The most common situation is that the users ask for X. The project team dives in and does a thorough analysis of the problem and decides that what the users actually need is X1, which uses newer technology and, if they’re going to be writing code, why not get it solved right the first time even if it takes a little more up front work? The nimble project manger takes a slightly different approach, using the principle of Systems Thinking. Rather than trying to ensure that all the Ts are crossed and the Is dotted, the nimble or agile approach says to define the minimum acceptable functionality required to solve the problem, get it done quickly, and then enhance from there. The key point to understand here is that the decision to solve the immediate problem quickly and cheaply is based on the premise that once that portion of the problem is solved, the definition of the problem will have changed.
Tugging on the string
One of the real strengths of Systems Thinking is that it rescues basic process work from the scrap heap of old ideas. The best way to understand this is to visualize the company’s current processes as a tangled mass of string. In order to effectively solve the problem your project is designed to solve, it is your job to tug on the appropriate string and see where it goes. What departments are affected by the string; where does the string loop back on itself and get tangled up?

Task list ::
A – Reproduce word for word the part of the passage on Systems Thinking that opens with the words containing "Tugging on the" and closes with "get tangled up?".
B – In the passage on Systems Thinking, what image is suggested for visualizing the company's current processes?

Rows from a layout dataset
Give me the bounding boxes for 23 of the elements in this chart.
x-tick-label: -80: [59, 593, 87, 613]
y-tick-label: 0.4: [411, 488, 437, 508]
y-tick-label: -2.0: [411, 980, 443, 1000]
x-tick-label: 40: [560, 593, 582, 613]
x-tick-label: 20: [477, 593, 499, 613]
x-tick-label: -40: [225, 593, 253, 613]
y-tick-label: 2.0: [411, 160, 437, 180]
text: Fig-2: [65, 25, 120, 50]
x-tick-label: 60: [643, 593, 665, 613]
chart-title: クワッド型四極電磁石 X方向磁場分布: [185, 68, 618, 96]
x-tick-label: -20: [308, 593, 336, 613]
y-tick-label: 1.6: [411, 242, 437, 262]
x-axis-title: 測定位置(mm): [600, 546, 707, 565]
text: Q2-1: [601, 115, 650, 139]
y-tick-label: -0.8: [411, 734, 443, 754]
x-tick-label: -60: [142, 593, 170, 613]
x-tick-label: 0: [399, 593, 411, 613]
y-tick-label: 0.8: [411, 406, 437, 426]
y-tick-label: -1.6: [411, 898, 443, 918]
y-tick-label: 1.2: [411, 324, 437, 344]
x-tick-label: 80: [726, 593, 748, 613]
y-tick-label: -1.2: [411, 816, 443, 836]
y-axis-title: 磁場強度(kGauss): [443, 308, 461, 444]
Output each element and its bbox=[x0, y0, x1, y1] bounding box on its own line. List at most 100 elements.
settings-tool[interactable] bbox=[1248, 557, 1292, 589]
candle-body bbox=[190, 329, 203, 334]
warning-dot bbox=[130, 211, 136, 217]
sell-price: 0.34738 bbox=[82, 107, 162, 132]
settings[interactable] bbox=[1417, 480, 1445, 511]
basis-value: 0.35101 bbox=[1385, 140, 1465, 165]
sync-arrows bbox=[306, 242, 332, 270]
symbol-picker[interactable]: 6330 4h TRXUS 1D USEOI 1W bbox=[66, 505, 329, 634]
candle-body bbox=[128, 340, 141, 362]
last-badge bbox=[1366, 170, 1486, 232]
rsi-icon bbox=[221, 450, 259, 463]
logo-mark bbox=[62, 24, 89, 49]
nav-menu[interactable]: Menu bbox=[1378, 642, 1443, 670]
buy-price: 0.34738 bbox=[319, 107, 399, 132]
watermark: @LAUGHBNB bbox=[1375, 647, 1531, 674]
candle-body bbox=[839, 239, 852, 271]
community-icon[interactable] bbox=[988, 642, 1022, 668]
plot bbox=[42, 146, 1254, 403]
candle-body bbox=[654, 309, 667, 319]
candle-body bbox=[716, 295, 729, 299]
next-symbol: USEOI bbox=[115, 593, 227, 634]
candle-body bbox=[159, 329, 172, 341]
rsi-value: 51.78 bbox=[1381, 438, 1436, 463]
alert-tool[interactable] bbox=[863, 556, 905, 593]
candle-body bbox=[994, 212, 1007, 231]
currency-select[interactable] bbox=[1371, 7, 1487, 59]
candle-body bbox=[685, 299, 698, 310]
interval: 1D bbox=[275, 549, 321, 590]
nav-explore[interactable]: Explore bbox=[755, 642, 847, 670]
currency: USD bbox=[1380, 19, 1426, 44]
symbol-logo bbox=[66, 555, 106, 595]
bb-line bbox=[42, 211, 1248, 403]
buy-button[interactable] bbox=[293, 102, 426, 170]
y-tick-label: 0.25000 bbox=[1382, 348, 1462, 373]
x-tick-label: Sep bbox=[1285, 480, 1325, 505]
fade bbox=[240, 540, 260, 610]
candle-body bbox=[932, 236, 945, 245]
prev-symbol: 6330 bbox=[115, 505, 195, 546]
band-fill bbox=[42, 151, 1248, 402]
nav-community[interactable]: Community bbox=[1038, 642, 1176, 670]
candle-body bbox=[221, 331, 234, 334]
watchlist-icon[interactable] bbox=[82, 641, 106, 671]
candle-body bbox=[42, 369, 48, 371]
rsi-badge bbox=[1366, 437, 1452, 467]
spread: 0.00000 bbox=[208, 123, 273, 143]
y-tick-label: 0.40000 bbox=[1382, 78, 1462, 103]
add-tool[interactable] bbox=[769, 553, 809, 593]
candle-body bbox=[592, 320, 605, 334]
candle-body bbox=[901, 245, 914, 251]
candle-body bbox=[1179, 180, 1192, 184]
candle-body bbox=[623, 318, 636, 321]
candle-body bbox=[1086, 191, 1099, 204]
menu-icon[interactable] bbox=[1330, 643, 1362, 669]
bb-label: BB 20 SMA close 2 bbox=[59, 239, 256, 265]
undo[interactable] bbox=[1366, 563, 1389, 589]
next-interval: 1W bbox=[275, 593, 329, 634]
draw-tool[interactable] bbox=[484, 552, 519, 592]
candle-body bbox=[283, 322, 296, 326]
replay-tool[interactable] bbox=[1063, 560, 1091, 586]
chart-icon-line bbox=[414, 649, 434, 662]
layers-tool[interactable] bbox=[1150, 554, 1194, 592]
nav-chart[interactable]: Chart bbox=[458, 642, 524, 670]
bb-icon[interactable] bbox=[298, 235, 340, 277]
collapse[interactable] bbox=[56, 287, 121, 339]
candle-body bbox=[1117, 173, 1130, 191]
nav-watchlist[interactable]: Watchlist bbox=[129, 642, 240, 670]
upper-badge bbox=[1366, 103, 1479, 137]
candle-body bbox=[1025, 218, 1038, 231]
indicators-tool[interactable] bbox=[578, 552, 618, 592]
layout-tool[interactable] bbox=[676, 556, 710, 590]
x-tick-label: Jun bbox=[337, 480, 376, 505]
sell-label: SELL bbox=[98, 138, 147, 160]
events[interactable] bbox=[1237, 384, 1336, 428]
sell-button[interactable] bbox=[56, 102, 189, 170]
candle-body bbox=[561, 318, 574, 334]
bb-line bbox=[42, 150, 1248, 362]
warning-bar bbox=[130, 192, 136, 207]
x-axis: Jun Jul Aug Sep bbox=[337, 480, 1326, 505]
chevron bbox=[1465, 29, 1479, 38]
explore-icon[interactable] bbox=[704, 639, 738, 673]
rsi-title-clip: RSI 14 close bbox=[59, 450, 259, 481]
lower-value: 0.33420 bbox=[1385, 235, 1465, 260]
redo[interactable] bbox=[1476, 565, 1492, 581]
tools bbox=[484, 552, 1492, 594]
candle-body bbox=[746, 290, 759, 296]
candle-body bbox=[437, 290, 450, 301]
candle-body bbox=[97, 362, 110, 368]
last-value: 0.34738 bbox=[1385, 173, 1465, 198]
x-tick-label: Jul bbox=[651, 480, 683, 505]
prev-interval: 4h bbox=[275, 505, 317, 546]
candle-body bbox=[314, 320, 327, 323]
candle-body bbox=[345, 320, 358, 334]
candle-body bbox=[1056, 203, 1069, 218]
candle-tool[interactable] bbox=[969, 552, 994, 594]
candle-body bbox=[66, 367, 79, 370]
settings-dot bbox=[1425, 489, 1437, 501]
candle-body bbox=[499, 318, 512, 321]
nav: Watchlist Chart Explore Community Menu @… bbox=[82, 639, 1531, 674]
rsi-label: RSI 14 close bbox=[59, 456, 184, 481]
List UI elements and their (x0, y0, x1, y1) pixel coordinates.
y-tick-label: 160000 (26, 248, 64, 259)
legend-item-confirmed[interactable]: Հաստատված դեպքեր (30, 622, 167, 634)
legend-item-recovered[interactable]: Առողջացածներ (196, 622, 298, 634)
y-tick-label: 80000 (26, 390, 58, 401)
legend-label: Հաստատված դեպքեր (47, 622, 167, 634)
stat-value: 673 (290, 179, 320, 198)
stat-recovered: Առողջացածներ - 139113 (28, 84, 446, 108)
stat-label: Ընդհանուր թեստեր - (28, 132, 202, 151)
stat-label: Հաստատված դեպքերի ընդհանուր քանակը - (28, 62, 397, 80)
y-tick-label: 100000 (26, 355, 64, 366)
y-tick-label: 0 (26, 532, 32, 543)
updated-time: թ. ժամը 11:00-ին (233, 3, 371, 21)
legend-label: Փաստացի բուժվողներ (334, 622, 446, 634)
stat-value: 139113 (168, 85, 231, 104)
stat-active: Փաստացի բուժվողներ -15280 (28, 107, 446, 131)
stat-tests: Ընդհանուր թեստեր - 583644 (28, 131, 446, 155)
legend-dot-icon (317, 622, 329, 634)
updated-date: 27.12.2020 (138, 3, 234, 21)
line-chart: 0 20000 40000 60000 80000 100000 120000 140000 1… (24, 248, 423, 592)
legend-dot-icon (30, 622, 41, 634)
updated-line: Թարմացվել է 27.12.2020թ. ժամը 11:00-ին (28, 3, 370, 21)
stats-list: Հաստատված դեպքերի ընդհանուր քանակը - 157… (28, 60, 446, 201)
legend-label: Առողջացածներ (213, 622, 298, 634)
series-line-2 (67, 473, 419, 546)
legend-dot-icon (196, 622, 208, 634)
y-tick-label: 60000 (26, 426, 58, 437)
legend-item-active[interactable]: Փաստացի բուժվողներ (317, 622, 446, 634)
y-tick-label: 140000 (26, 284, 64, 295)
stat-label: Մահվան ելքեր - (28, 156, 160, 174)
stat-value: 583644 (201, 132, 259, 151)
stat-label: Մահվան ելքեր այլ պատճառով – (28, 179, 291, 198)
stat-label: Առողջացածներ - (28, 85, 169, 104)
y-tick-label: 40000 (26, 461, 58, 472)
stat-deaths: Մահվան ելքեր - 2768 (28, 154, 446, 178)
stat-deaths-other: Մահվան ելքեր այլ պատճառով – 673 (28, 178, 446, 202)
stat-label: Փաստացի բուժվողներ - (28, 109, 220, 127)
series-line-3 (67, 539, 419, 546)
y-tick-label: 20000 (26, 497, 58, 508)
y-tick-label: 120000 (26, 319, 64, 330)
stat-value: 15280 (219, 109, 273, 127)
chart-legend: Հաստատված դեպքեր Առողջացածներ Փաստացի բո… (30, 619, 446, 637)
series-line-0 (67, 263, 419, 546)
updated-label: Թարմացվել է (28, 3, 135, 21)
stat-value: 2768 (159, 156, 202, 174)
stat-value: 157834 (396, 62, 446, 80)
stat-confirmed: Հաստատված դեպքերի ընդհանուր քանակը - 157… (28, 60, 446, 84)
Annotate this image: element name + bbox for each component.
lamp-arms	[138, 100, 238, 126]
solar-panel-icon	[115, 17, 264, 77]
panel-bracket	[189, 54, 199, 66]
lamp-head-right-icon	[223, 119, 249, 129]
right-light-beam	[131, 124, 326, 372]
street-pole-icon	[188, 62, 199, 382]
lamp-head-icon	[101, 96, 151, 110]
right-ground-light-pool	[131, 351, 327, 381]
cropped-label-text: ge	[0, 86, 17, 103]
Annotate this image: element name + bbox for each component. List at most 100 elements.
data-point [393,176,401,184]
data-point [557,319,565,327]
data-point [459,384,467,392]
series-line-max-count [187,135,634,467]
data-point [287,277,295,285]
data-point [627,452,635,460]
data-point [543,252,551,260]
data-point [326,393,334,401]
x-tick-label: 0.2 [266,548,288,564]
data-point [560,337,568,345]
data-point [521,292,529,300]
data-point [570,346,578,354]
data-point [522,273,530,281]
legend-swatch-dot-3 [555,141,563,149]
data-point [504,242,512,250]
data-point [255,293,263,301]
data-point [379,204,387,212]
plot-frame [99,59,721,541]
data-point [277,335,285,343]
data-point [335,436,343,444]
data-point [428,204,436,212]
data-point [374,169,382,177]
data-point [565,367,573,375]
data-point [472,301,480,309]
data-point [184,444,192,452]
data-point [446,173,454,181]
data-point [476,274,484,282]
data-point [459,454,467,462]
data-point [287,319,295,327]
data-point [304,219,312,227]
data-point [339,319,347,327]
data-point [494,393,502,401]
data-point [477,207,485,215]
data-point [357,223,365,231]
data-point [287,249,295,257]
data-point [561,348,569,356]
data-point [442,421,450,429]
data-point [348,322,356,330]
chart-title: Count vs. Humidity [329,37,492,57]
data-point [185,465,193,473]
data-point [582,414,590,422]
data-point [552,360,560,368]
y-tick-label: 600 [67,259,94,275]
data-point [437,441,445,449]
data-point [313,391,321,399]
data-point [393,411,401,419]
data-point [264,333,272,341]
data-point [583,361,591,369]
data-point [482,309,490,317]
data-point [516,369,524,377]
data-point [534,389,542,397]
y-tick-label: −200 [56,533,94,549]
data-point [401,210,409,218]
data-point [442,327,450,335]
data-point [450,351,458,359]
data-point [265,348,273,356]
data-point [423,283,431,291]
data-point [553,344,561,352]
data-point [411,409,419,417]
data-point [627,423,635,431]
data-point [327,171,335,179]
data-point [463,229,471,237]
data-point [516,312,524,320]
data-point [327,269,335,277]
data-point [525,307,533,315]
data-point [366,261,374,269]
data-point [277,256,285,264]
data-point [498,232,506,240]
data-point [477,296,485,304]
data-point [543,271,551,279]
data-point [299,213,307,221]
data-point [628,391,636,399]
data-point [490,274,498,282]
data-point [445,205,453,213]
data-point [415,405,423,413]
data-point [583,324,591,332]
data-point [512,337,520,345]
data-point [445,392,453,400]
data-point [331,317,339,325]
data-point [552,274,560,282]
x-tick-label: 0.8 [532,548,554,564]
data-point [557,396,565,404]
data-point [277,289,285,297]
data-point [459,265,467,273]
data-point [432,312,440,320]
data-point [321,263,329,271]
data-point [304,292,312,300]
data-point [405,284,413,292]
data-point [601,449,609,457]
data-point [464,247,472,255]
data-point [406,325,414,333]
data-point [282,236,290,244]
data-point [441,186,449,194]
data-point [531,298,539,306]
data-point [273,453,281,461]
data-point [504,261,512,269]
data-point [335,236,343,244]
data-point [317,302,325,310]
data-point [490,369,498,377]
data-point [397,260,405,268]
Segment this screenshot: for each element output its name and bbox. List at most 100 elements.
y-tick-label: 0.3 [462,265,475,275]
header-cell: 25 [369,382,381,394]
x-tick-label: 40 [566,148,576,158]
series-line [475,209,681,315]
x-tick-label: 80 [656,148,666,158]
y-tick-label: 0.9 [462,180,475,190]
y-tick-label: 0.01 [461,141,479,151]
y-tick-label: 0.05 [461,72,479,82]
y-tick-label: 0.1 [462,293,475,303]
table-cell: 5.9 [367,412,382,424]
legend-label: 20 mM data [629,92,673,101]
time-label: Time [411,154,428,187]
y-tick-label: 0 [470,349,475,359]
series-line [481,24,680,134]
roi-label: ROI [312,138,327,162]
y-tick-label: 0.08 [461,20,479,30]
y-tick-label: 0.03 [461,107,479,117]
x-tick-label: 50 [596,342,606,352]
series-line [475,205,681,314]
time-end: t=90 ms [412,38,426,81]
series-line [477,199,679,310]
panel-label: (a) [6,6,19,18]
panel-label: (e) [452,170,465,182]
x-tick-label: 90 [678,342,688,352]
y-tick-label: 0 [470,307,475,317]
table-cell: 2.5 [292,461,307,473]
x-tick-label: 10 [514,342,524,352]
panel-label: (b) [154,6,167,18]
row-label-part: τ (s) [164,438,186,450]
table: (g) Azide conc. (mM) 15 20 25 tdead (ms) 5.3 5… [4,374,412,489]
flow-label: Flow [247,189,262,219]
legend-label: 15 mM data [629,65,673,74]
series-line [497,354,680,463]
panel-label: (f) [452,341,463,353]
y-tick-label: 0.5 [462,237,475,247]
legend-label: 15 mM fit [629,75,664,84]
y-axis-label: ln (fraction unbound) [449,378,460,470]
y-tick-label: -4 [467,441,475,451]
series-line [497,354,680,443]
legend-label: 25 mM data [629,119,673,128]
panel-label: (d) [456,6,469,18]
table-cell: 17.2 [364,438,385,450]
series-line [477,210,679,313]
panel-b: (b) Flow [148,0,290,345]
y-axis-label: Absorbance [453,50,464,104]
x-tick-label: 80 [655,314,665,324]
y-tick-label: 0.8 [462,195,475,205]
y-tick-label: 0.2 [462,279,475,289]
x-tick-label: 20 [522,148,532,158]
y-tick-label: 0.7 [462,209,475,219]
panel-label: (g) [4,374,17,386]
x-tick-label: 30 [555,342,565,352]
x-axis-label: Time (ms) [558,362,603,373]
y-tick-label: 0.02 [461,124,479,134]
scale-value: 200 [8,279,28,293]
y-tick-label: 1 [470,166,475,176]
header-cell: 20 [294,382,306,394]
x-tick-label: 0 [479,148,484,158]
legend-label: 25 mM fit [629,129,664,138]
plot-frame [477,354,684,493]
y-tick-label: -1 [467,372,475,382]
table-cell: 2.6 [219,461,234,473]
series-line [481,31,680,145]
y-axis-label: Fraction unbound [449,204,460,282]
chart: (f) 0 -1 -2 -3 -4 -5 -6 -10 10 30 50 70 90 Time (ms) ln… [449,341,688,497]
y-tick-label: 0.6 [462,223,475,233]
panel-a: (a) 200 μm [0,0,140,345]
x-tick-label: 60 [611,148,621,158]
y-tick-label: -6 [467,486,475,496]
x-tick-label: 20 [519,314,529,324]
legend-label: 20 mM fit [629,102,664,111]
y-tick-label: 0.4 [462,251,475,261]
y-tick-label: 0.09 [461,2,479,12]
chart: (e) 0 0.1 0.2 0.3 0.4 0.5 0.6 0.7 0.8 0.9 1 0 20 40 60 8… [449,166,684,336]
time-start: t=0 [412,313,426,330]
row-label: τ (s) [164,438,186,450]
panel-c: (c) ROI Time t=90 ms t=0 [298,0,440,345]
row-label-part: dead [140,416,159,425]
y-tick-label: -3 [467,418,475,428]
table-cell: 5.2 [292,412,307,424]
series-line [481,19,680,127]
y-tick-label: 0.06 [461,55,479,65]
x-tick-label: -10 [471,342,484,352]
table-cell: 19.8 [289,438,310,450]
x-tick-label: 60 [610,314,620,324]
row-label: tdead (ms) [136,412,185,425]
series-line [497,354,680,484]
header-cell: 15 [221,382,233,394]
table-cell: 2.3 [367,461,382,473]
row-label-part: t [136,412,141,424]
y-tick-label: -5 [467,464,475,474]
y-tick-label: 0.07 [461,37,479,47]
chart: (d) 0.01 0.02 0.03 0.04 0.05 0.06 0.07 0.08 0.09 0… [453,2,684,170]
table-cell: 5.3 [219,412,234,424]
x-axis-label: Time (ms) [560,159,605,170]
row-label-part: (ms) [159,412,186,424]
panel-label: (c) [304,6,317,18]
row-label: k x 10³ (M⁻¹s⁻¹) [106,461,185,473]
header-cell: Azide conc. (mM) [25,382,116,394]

Task-by-task solutions ::
A –
Tugging on the string
One of the real strengths of Systems Thinking is that it rescues basic process work from the scrap heap of old ideas. The best way to understand this is to visualize the company’s current processes as a tangled mass of string. In order to effectively solve the problem your project is designed to solve, it is your job to tug on the appropriate string and see where it goes. What departments are affected by the string; where does the string loop back on itself and get tangled up?

B – A tangled mass of string.